** Start of Entries supplied **
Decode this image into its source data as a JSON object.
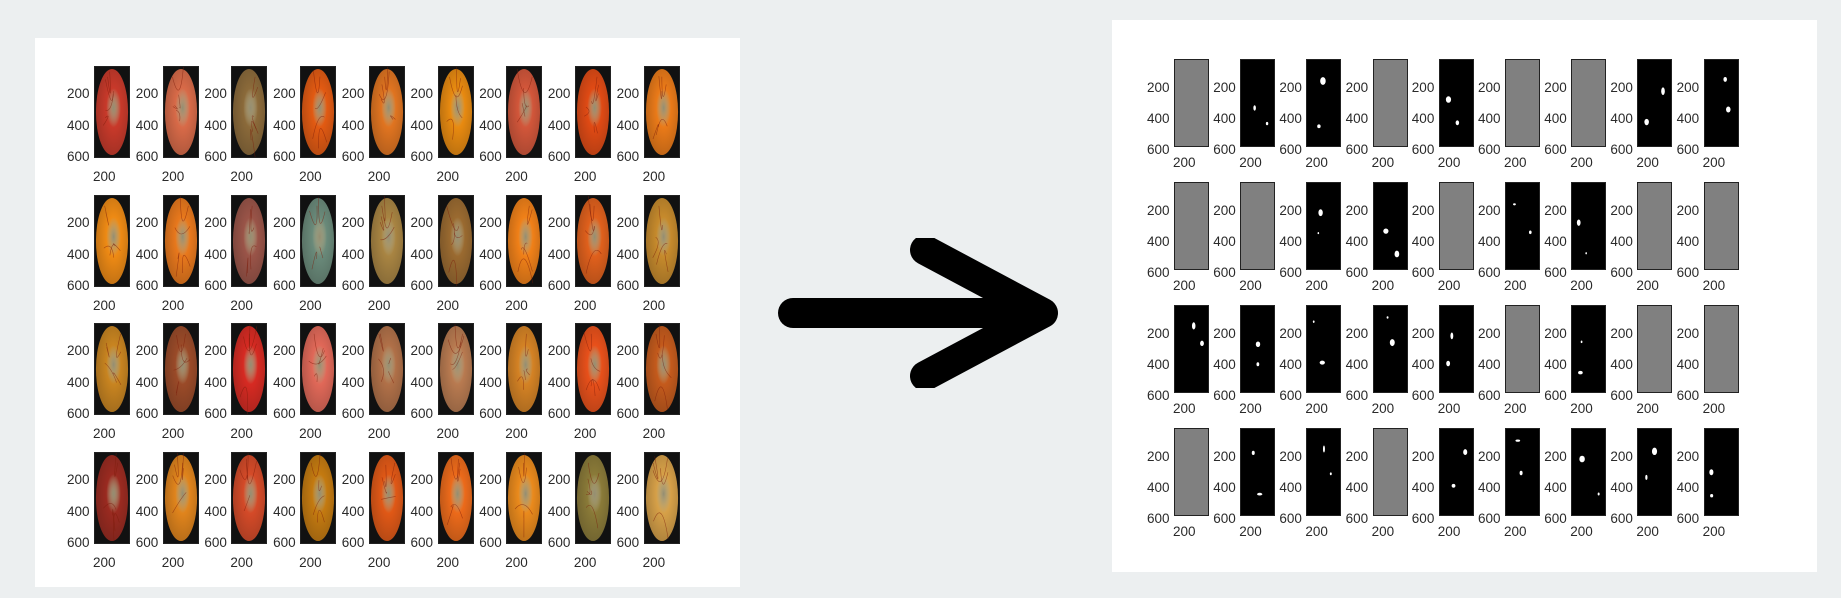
{
  "colors": {
    "background": "#eceff0",
    "panel": "#ffffff",
    "arrow": "#000000",
    "empty_mask": "#808080",
    "mask_background": "#000000",
    "mask_lesion": "#ffffff"
  },
  "axis_ticks": {
    "y": [
      "200",
      "400",
      "600"
    ],
    "x": [
      "200"
    ]
  },
  "left_panel": {
    "rows": [
      [
        {
          "hue": "#c8392a"
        },
        {
          "hue": "#d86a48"
        },
        {
          "hue": "#8b6a3a"
        },
        {
          "hue": "#e25a12"
        },
        {
          "hue": "#e07420"
        },
        {
          "hue": "#e88a10"
        },
        {
          "hue": "#d2563a"
        },
        {
          "hue": "#e04a14"
        },
        {
          "hue": "#ea7a18"
        }
      ],
      [
        {
          "hue": "#ee8a14"
        },
        {
          "hue": "#e8781c"
        },
        {
          "hue": "#9a5448"
        },
        {
          "hue": "#6a8a7a"
        },
        {
          "hue": "#a88442"
        },
        {
          "hue": "#9a6a30"
        },
        {
          "hue": "#f08018"
        },
        {
          "hue": "#e0601c"
        },
        {
          "hue": "#c68a2c"
        }
      ],
      [
        {
          "hue": "#c88420"
        },
        {
          "hue": "#9a4a28"
        },
        {
          "hue": "#d62a22"
        },
        {
          "hue": "#e06858"
        },
        {
          "hue": "#b07048"
        },
        {
          "hue": "#b87a50"
        },
        {
          "hue": "#d48224"
        },
        {
          "hue": "#e8501a"
        },
        {
          "hue": "#c45a1c"
        }
      ],
      [
        {
          "hue": "#9a2a20"
        },
        {
          "hue": "#e0841c"
        },
        {
          "hue": "#d44a28"
        },
        {
          "hue": "#c47a10"
        },
        {
          "hue": "#e05816"
        },
        {
          "hue": "#ec6a1a"
        },
        {
          "hue": "#ea8a1c"
        },
        {
          "hue": "#8a7a38"
        },
        {
          "hue": "#d6a048"
        }
      ]
    ]
  },
  "right_panel": {
    "rows": [
      [
        "empty",
        "lesion",
        "lesion",
        "empty",
        "lesion",
        "empty",
        "empty",
        "lesion",
        "lesion"
      ],
      [
        "empty",
        "empty",
        "lesion",
        "lesion",
        "empty",
        "lesion",
        "lesion",
        "empty",
        "empty"
      ],
      [
        "lesion",
        "lesion",
        "lesion",
        "lesion",
        "lesion",
        "empty",
        "lesion",
        "empty",
        "empty"
      ],
      [
        "empty",
        "lesion",
        "lesion",
        "empty",
        "lesion",
        "lesion",
        "lesion",
        "lesion",
        "lesion"
      ]
    ]
  }
}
** End of Entries supplied **
• **What you have to do**: All the material shown above is to be copied exactly, with no pictures carried over.

• **Complete output**:
Decode this image into its source data as a JSON object.
{
  "colors": {
    "background": "#eceff0",
    "panel": "#ffffff",
    "arrow": "#000000",
    "empty_mask": "#808080",
    "mask_background": "#000000",
    "mask_lesion": "#ffffff"
  },
  "axis_ticks": {
    "y": [
      "200",
      "400",
      "600"
    ],
    "x": [
      "200"
    ]
  },
  "left_panel": {
    "rows": [
      [
        {
          "hue": "#c8392a"
        },
        {
          "hue": "#d86a48"
        },
        {
          "hue": "#8b6a3a"
        },
        {
          "hue": "#e25a12"
        },
        {
          "hue": "#e07420"
        },
        {
          "hue": "#e88a10"
        },
        {
          "hue": "#d2563a"
        },
        {
          "hue": "#e04a14"
        },
        {
          "hue": "#ea7a18"
        }
      ],
      [
        {
          "hue": "#ee8a14"
        },
        {
          "hue": "#e8781c"
        },
        {
          "hue": "#9a5448"
        },
        {
          "hue": "#6a8a7a"
        },
        {
          "hue": "#a88442"
        },
        {
          "hue": "#9a6a30"
        },
        {
          "hue": "#f08018"
        },
        {
          "hue": "#e0601c"
        },
        {
          "hue": "#c68a2c"
        }
      ],
      [
        {
          "hue": "#c88420"
        },
        {
          "hue": "#9a4a28"
        },
        {
          "hue": "#d62a22"
        },
        {
          "hue": "#e06858"
        },
        {
          "hue": "#b07048"
        },
        {
          "hue": "#b87a50"
        },
        {
          "hue": "#d48224"
        },
        {
          "hue": "#e8501a"
        },
        {
          "hue": "#c45a1c"
        }
      ],
      [
        {
          "hue": "#9a2a20"
        },
        {
          "hue": "#e0841c"
        },
        {
          "hue": "#d44a28"
        },
        {
          "hue": "#c47a10"
        },
        {
          "hue": "#e05816"
        },
        {
          "hue": "#ec6a1a"
        },
        {
          "hue": "#ea8a1c"
        },
        {
          "hue": "#8a7a38"
        },
        {
          "hue": "#d6a048"
        }
      ]
    ]
  },
  "right_panel": {
    "rows": [
      [
        "empty",
        "lesion",
        "lesion",
        "empty",
        "lesion",
        "empty",
        "empty",
        "lesion",
        "lesion"
      ],
      [
        "empty",
        "empty",
        "lesion",
        "lesion",
        "empty",
        "lesion",
        "lesion",
        "empty",
        "empty"
      ],
      [
        "lesion",
        "lesion",
        "lesion",
        "lesion",
        "lesion",
        "empty",
        "lesion",
        "empty",
        "empty"
      ],
      [
        "empty",
        "lesion",
        "lesion",
        "empty",
        "lesion",
        "lesion",
        "lesion",
        "lesion",
        "lesion"
      ]
    ]
  }
}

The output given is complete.